§ Materials provided:
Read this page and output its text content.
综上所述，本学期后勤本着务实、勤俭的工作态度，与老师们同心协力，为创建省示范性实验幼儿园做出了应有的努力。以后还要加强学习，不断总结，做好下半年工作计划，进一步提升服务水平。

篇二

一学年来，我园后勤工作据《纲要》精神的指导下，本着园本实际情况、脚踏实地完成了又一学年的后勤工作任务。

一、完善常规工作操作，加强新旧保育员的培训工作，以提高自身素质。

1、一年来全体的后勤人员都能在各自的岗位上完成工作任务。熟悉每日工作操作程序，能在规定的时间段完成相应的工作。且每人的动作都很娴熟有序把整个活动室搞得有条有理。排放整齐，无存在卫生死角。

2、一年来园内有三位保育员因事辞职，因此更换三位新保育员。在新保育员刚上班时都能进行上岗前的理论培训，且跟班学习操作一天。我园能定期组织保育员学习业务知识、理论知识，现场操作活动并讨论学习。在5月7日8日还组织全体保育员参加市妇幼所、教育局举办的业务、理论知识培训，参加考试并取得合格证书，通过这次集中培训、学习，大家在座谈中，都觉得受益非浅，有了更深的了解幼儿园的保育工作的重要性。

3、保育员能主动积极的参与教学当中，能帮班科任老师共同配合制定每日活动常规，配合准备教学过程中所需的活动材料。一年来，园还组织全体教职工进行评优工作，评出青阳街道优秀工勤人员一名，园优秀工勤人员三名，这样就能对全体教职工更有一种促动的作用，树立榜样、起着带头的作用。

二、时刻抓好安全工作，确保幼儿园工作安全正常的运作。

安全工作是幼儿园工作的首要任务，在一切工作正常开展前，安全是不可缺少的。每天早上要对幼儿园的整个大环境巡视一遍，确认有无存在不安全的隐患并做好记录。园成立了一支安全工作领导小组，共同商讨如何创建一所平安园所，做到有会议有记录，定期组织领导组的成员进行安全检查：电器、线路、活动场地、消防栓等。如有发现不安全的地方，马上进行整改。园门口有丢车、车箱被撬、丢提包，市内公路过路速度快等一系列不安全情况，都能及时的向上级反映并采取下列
...
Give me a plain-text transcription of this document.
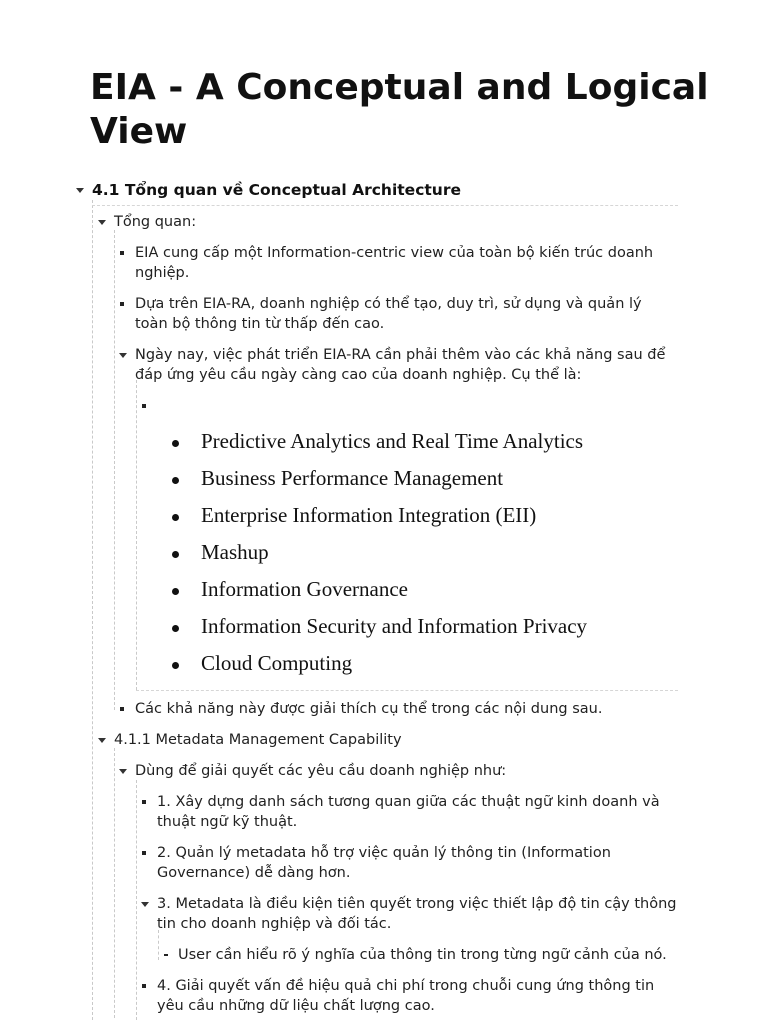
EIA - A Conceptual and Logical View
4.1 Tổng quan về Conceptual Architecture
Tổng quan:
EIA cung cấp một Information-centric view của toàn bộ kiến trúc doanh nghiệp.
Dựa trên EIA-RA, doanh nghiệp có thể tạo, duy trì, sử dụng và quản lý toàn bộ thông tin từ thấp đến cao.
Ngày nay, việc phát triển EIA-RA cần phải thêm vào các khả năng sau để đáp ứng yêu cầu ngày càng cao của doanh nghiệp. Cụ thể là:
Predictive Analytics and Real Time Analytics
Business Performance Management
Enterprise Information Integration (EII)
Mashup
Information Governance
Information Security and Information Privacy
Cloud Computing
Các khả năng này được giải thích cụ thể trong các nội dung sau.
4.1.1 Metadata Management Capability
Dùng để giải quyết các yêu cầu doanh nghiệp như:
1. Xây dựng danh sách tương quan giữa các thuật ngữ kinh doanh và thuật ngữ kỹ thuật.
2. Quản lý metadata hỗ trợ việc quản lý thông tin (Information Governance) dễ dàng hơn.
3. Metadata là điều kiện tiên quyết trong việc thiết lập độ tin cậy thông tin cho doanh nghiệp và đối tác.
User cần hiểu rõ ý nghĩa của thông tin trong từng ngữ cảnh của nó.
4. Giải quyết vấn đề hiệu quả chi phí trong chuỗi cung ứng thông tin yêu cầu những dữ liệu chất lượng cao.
---
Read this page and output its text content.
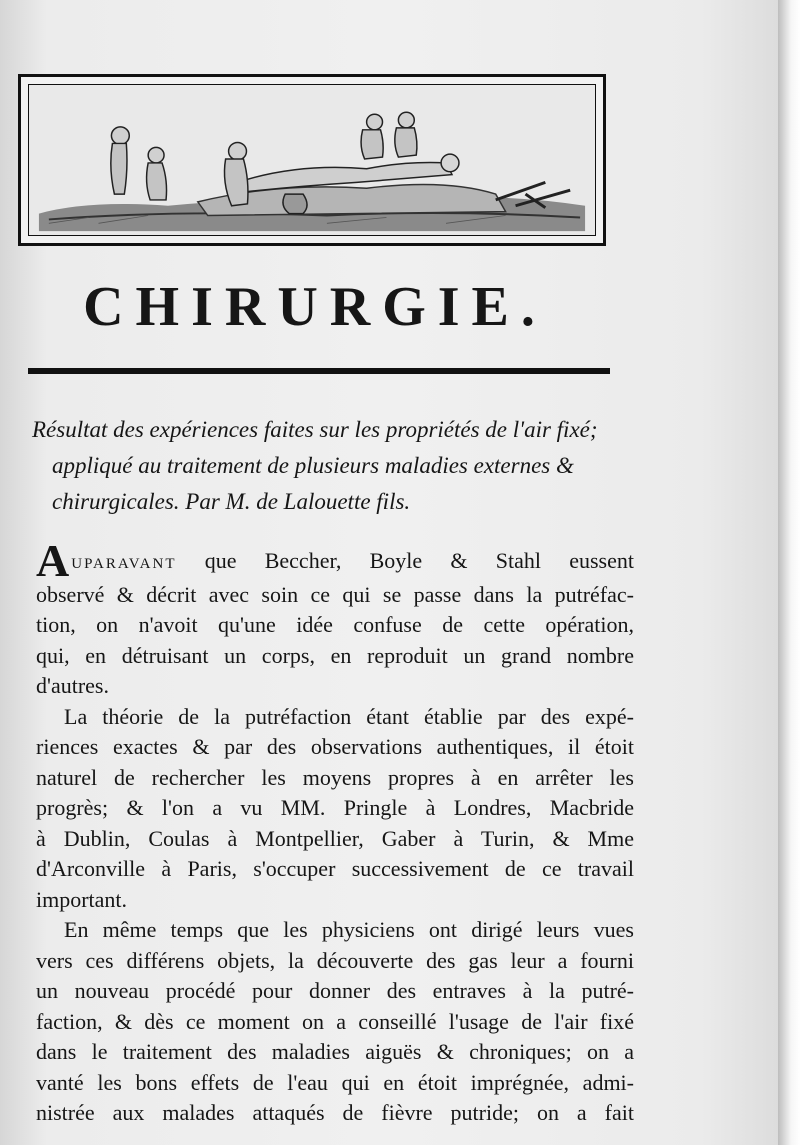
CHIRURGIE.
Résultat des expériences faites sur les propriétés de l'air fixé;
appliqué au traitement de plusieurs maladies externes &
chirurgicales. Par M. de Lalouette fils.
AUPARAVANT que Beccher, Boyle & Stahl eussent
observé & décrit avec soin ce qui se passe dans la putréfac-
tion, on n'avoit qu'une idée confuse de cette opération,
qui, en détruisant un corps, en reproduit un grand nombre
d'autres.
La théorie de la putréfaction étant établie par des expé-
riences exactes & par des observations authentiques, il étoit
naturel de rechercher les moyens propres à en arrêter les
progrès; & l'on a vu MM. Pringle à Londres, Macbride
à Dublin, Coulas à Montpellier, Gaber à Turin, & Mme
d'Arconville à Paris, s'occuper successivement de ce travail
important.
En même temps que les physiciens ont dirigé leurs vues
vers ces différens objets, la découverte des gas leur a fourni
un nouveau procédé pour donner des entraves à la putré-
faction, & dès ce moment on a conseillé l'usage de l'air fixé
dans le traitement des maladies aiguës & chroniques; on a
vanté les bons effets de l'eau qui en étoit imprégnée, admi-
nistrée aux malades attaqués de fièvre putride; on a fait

§ What the task asks:
Where a line in the material contains "quyết", copy that line.

§ Full response:
Dùng để giải quyết các yêu cầu doanh nghiệp như:
3. Metadata là điều kiện tiên quyết trong việc thiết lập độ tin cậy thông tin cho doanh nghiệp và đối tác.
4. Giải quyết vấn đề hiệu quả chi phí trong chuỗi cung ứng thông tin yêu cầu những dữ liệu chất lượng cao.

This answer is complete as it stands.